Which lines of the records contain "mail"? Collect every one of them.

———

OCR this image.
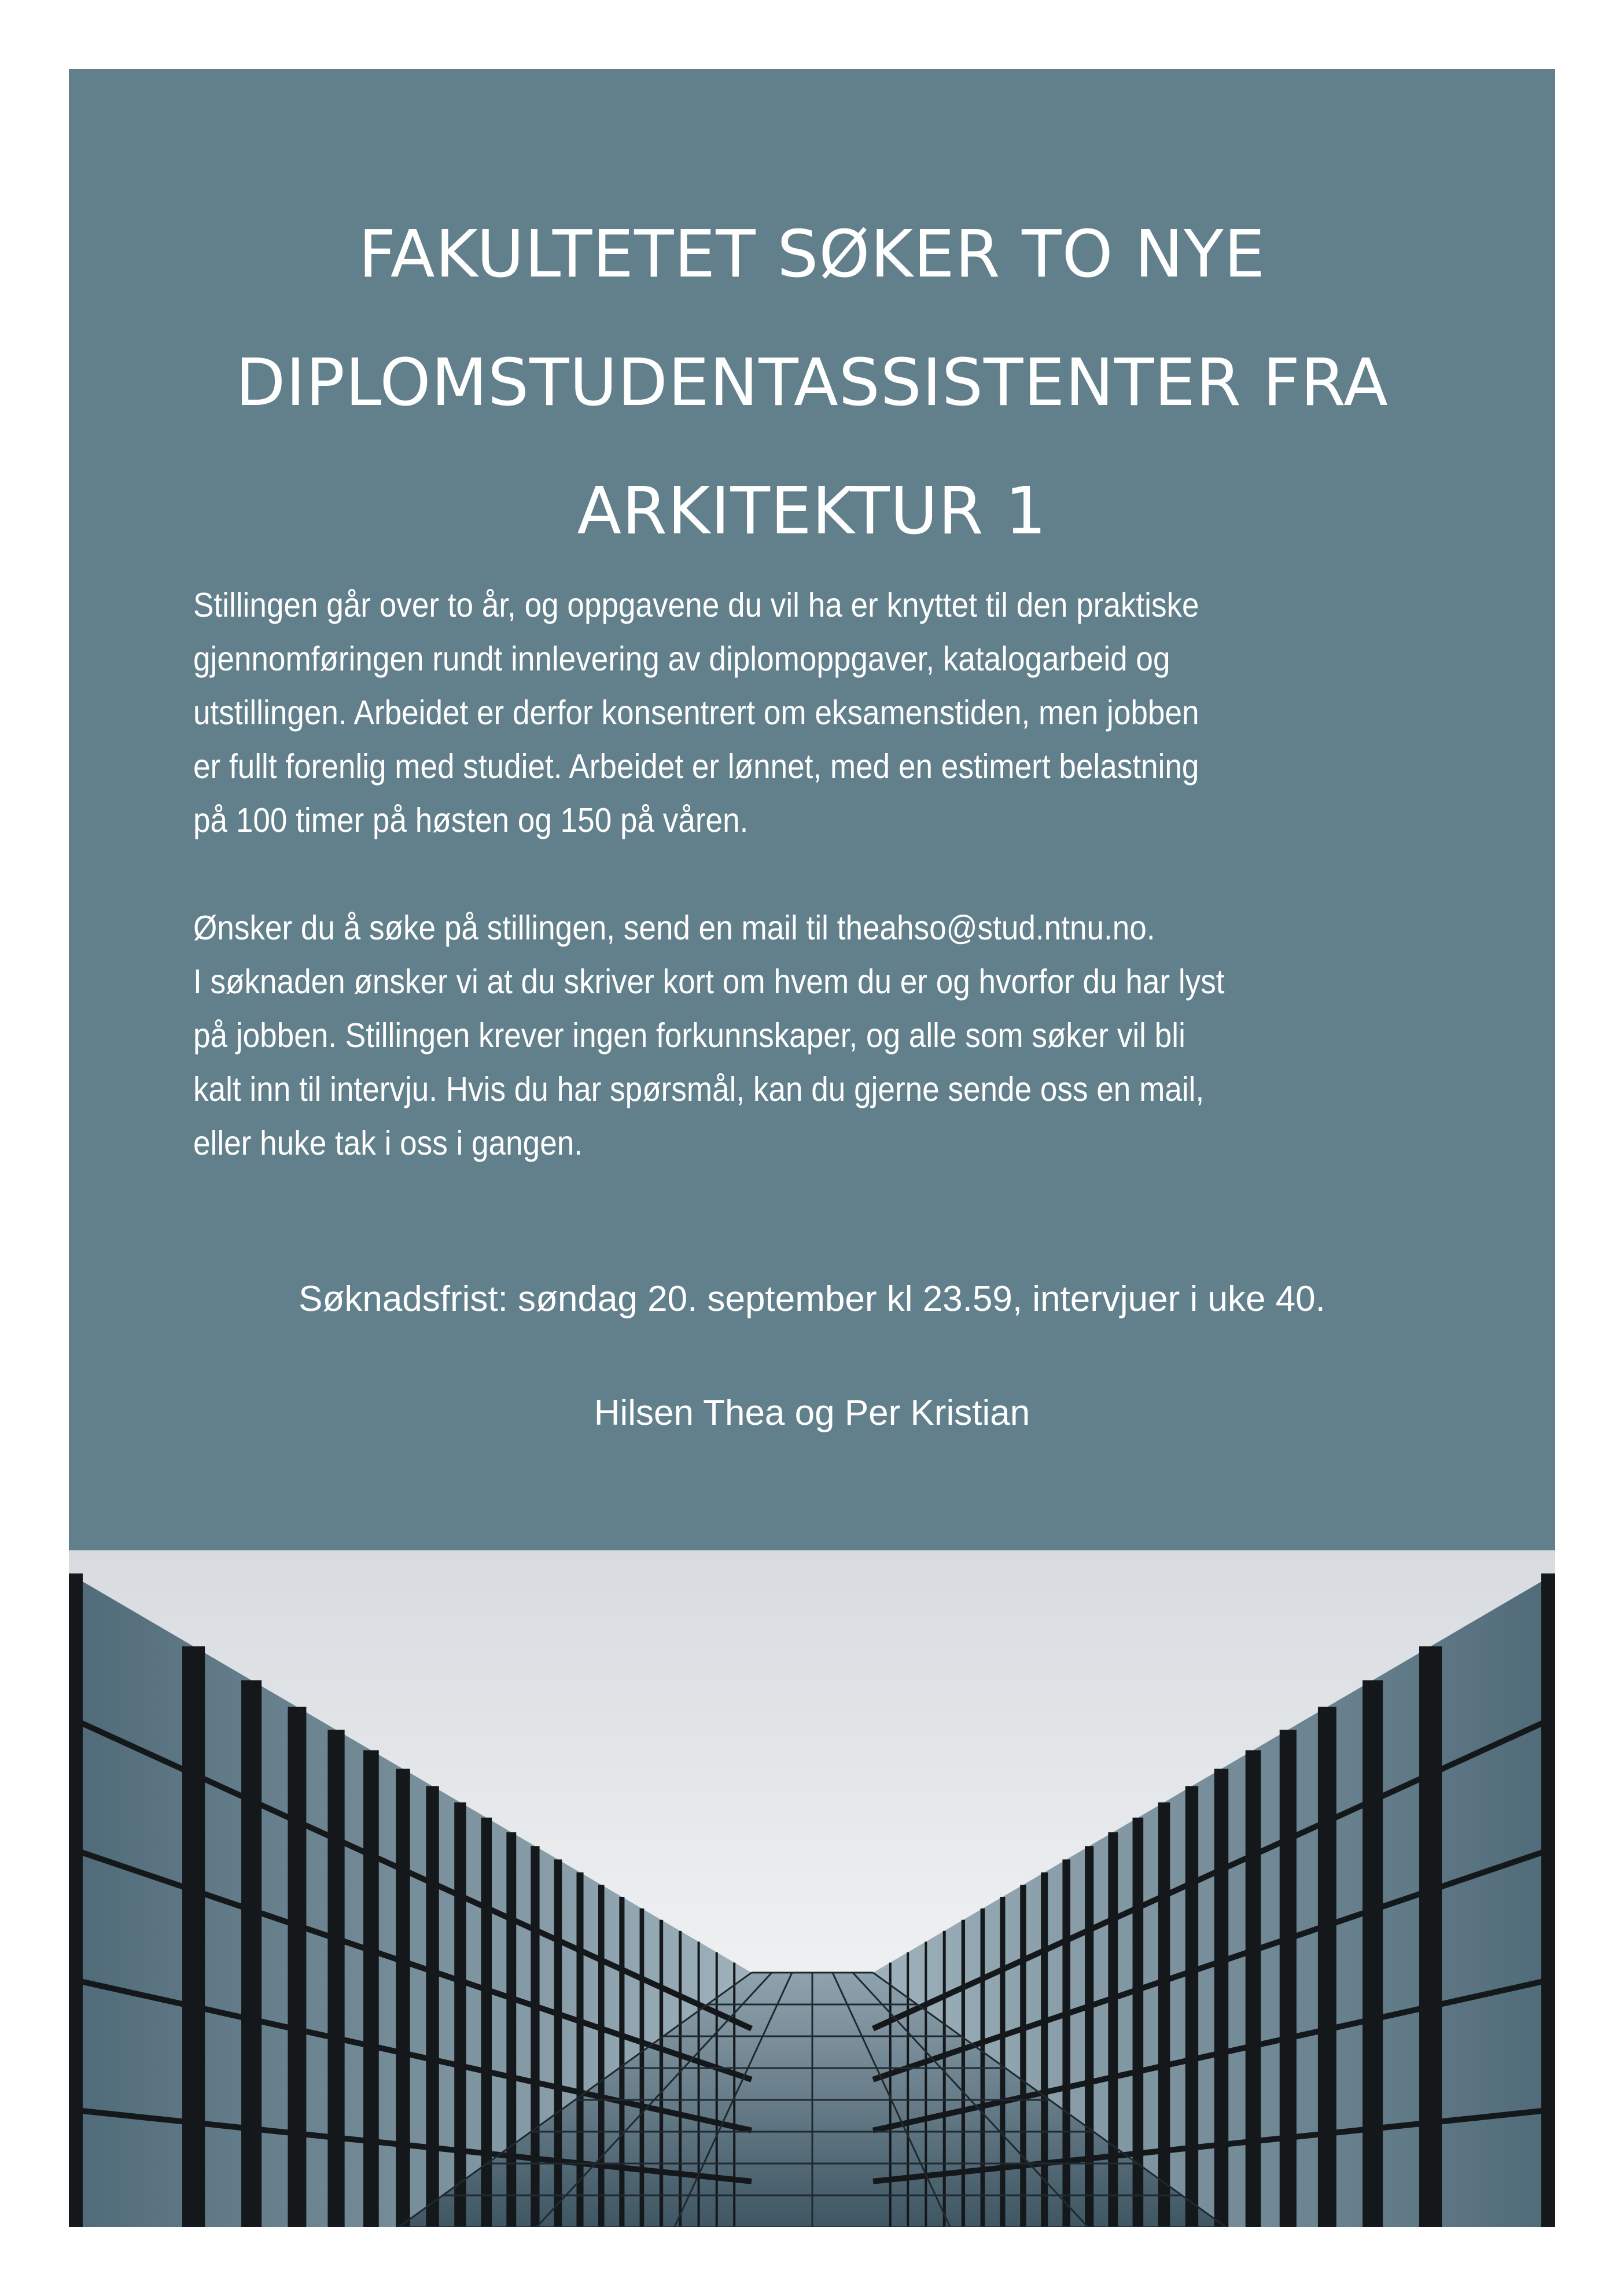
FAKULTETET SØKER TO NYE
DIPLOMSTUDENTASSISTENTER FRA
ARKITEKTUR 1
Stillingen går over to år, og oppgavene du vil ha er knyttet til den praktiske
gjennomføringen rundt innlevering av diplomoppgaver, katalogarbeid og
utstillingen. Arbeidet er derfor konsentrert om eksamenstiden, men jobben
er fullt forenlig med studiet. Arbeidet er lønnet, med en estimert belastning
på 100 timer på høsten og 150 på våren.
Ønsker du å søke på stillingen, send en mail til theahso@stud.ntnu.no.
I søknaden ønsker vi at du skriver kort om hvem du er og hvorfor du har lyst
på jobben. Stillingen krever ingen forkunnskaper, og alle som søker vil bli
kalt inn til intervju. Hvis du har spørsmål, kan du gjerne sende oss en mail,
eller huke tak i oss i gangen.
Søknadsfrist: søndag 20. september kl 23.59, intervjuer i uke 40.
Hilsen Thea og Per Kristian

———

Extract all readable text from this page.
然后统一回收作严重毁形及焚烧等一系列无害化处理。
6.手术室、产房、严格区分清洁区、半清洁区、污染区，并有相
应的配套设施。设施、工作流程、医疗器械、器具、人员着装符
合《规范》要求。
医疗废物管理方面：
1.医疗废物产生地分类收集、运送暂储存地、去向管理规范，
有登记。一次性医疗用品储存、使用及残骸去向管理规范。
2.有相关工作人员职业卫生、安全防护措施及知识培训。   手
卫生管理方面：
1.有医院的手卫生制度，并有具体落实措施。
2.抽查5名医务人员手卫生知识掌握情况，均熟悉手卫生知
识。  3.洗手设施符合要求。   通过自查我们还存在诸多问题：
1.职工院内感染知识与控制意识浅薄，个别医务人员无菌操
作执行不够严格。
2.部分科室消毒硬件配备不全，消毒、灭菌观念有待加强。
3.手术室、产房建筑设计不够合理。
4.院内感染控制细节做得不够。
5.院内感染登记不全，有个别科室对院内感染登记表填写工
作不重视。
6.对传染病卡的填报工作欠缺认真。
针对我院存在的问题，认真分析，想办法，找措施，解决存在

———

> [Solution to the problem]
Ønsker du å søke på stillingen, send en mail til theahso@stud.ntnu.no.
kalt inn til intervju. Hvis du har spørsmål, kan du gjerne sende oss en mail,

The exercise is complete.